Copy out each line of the data that holds the word "开拓创新".

--- start of Data for processing ---

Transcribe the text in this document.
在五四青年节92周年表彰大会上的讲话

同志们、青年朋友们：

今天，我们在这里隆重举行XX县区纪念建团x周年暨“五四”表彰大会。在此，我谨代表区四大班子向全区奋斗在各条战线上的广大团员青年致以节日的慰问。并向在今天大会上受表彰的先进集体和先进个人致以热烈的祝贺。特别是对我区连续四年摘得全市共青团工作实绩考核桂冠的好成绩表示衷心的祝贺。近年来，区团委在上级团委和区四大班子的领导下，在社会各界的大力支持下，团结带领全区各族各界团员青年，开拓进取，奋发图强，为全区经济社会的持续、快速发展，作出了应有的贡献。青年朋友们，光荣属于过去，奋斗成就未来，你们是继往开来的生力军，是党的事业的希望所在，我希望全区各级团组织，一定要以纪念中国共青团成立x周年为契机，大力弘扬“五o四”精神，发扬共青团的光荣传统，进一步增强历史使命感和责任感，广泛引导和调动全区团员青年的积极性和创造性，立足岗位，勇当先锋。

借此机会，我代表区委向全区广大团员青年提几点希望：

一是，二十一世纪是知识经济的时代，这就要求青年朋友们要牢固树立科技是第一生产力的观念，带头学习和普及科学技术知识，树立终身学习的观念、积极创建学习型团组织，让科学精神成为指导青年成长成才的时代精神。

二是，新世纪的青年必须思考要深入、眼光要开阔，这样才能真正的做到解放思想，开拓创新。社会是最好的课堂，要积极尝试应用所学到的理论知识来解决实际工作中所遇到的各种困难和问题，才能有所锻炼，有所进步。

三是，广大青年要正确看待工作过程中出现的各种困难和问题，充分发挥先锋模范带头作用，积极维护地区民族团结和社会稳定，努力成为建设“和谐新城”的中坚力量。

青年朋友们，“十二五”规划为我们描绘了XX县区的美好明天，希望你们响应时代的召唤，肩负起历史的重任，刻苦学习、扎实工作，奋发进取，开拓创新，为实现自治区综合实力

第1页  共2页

--- end of Data for processing ---
--- start of Data for processing ---

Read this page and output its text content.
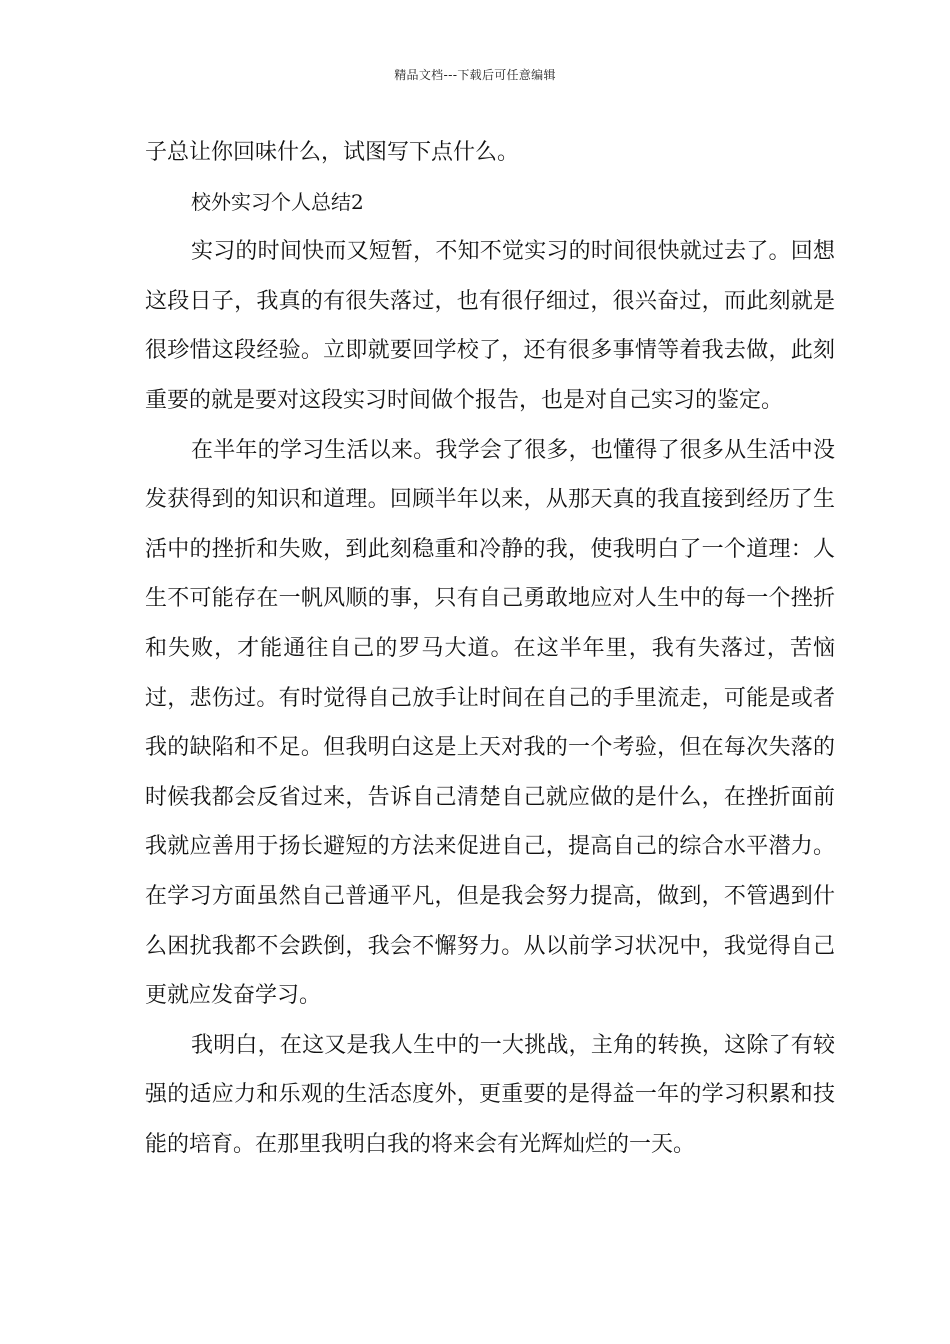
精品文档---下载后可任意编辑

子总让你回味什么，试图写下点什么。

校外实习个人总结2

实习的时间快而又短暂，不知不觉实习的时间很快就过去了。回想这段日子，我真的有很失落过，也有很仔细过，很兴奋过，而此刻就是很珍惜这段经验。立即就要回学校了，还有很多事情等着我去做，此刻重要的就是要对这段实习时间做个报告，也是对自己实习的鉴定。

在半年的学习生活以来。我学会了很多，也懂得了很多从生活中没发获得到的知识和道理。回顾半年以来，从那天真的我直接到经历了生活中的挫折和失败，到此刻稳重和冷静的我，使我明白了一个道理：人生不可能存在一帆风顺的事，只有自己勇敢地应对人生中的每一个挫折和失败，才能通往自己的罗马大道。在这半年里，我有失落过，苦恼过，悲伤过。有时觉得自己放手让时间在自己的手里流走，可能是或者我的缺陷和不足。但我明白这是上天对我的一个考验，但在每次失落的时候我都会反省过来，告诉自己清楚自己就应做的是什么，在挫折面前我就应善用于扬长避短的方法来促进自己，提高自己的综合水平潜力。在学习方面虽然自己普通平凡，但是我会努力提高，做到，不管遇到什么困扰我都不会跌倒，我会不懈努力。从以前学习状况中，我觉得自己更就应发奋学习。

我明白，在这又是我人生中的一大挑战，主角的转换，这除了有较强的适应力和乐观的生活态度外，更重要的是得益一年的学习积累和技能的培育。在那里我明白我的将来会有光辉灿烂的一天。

--- end of Data for processing ---

[Answer]
二是，新世纪的青年必须思考要深入、眼光要开阔，这样才能真正的做到解放思想，开拓创新。社会是最好的课堂，要积极尝试应用所学到的理论知识来解决实际工作中所遇到的各种困难和问题，才能有所锻炼，有所进步。
青年朋友们，“十二五”规划为我们描绘了XX县区的美好明天，希望你们响应时代的召唤，肩负起历史的重任，刻苦学习、扎实工作，奋发进取，开拓创新，为实现自治区综合实力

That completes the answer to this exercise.